● **Task to complete**:
Say how many lines of the material below contain the word "Surface", with no other words.

----- Available data -----

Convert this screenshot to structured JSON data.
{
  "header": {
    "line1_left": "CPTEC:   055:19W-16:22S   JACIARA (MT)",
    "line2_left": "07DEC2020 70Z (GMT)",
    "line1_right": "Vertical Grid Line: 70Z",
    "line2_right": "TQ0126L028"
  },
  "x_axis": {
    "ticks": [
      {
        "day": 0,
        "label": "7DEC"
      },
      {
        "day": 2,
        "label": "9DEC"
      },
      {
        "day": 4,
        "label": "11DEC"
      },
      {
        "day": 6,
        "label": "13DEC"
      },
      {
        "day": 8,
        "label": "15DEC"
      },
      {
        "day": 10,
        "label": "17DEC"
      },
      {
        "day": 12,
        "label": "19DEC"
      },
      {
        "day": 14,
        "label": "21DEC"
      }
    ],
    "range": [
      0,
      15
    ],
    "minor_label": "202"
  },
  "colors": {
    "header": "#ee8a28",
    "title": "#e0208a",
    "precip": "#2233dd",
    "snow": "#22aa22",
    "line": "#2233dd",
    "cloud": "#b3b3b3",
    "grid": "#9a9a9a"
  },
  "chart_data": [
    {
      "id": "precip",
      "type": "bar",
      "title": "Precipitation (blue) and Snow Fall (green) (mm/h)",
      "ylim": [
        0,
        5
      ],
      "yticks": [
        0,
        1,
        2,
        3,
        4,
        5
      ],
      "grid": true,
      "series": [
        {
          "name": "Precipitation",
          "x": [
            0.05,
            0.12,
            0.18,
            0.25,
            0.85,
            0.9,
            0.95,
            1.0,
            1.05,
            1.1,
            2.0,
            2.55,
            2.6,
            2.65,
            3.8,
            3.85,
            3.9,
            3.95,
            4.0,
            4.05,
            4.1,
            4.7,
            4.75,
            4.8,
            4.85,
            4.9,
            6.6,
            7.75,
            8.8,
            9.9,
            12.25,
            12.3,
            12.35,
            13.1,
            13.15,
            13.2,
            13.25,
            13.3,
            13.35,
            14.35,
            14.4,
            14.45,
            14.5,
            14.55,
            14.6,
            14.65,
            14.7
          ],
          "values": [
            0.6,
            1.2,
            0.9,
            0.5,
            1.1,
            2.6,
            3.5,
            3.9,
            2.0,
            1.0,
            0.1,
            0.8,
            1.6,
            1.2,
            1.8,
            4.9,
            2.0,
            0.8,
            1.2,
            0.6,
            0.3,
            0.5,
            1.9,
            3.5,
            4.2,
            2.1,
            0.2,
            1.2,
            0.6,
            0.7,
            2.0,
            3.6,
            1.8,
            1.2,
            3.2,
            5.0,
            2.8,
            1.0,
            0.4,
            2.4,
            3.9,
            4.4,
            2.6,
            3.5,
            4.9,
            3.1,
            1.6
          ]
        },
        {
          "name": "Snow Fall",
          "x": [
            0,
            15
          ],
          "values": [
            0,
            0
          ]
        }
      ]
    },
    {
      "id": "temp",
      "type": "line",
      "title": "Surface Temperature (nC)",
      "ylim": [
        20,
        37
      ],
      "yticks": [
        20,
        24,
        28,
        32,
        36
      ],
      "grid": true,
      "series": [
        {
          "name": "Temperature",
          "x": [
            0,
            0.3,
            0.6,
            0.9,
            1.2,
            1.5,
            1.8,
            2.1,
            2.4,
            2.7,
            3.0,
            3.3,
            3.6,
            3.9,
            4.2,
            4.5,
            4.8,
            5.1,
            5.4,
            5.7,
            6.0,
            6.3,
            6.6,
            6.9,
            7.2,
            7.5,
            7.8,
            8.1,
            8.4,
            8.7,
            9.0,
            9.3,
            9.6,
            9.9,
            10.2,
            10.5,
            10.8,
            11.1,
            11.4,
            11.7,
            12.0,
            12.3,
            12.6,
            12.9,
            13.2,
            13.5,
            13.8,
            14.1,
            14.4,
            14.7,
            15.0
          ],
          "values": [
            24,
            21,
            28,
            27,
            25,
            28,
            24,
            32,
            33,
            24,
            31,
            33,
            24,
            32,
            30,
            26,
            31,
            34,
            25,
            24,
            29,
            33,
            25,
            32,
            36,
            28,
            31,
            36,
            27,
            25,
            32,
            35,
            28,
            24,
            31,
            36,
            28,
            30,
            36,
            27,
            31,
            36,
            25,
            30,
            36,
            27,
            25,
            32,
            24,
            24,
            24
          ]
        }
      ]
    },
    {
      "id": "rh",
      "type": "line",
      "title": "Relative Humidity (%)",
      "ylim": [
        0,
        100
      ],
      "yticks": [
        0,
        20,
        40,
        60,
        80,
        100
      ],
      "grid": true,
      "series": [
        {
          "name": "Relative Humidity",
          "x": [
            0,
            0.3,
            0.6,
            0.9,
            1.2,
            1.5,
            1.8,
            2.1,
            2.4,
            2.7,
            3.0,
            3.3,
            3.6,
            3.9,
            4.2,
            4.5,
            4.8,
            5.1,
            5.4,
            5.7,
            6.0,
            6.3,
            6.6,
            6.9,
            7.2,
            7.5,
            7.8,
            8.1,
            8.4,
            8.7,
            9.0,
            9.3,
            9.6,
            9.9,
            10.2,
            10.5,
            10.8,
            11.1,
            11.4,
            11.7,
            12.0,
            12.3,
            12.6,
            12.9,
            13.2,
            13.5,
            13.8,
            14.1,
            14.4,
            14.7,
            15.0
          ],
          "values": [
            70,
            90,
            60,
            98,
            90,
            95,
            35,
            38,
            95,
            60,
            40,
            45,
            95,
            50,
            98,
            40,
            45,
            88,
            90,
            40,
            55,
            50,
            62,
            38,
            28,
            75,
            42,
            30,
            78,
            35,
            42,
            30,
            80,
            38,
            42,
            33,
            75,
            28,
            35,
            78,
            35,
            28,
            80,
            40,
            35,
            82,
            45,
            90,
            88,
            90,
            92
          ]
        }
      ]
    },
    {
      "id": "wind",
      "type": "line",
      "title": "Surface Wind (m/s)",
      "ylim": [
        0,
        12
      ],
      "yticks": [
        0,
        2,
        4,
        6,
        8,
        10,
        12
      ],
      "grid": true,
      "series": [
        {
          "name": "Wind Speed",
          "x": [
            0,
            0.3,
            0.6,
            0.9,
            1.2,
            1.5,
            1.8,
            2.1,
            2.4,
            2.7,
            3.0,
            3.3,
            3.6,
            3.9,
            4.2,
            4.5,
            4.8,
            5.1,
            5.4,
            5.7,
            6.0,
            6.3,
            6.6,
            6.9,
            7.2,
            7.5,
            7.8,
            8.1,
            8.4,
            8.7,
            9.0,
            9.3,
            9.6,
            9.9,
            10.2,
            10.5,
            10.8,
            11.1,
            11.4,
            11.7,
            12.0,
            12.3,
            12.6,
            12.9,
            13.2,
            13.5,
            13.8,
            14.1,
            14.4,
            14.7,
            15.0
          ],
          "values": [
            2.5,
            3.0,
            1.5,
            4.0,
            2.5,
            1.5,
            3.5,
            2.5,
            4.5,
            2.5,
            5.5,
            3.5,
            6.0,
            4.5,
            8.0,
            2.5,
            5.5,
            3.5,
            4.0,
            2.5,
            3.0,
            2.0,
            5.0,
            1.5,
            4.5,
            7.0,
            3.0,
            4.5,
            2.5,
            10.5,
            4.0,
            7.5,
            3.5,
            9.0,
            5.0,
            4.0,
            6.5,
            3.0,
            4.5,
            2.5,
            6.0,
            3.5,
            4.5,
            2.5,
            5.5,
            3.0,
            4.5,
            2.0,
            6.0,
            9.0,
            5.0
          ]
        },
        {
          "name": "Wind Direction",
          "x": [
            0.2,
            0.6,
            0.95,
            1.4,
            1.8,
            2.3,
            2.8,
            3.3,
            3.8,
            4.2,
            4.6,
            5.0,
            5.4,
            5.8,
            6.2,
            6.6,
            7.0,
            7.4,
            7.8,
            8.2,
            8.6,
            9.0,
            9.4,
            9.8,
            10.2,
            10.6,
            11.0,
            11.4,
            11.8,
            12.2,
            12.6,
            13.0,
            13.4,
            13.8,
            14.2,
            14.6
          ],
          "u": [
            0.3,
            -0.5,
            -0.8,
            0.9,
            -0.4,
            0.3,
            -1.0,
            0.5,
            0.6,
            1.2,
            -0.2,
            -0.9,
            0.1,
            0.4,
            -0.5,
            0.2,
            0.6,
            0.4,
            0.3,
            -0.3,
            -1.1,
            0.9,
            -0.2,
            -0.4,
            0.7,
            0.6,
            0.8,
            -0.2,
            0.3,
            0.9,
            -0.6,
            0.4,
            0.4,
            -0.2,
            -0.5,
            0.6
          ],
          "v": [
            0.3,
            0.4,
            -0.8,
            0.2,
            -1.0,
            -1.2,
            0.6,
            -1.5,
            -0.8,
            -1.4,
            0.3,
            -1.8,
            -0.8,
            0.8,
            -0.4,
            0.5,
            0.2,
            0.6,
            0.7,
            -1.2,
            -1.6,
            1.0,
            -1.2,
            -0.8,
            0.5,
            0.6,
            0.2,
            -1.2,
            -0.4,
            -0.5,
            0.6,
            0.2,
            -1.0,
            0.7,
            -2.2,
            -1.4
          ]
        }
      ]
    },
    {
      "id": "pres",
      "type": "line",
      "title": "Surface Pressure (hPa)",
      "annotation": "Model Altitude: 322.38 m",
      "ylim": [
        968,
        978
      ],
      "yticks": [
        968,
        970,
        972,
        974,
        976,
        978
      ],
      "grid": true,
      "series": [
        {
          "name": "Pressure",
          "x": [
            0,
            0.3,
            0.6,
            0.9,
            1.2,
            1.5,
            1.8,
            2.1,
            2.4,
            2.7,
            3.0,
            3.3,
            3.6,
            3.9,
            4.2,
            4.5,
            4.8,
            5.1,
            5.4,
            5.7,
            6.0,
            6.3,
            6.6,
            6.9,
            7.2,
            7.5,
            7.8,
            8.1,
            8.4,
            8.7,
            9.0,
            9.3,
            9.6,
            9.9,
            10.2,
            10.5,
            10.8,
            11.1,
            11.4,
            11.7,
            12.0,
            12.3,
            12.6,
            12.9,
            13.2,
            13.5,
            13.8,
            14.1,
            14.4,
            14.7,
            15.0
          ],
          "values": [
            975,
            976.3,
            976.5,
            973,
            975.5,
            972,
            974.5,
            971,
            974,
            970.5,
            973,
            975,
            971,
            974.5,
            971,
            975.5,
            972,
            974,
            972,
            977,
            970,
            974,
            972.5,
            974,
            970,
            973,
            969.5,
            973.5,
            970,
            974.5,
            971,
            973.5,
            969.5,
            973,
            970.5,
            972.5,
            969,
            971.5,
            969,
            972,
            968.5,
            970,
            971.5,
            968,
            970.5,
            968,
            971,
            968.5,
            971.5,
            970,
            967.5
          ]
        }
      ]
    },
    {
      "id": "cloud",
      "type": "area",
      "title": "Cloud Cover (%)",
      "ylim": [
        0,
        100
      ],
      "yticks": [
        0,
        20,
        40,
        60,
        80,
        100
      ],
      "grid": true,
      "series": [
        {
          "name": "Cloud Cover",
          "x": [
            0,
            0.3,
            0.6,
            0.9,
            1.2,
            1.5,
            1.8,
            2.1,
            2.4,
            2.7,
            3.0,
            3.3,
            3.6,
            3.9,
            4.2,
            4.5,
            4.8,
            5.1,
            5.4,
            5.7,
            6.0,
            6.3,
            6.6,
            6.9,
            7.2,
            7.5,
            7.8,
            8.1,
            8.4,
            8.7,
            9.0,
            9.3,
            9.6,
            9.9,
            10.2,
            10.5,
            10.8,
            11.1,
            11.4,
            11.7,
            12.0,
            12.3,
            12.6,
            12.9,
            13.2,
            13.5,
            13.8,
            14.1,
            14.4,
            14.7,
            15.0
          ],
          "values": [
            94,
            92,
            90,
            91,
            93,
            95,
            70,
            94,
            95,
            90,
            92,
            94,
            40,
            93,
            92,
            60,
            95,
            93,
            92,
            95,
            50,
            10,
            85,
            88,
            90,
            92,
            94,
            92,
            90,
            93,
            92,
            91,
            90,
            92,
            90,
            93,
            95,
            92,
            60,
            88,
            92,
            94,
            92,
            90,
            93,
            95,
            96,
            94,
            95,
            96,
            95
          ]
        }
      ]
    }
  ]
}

-----

● **Final result**:
3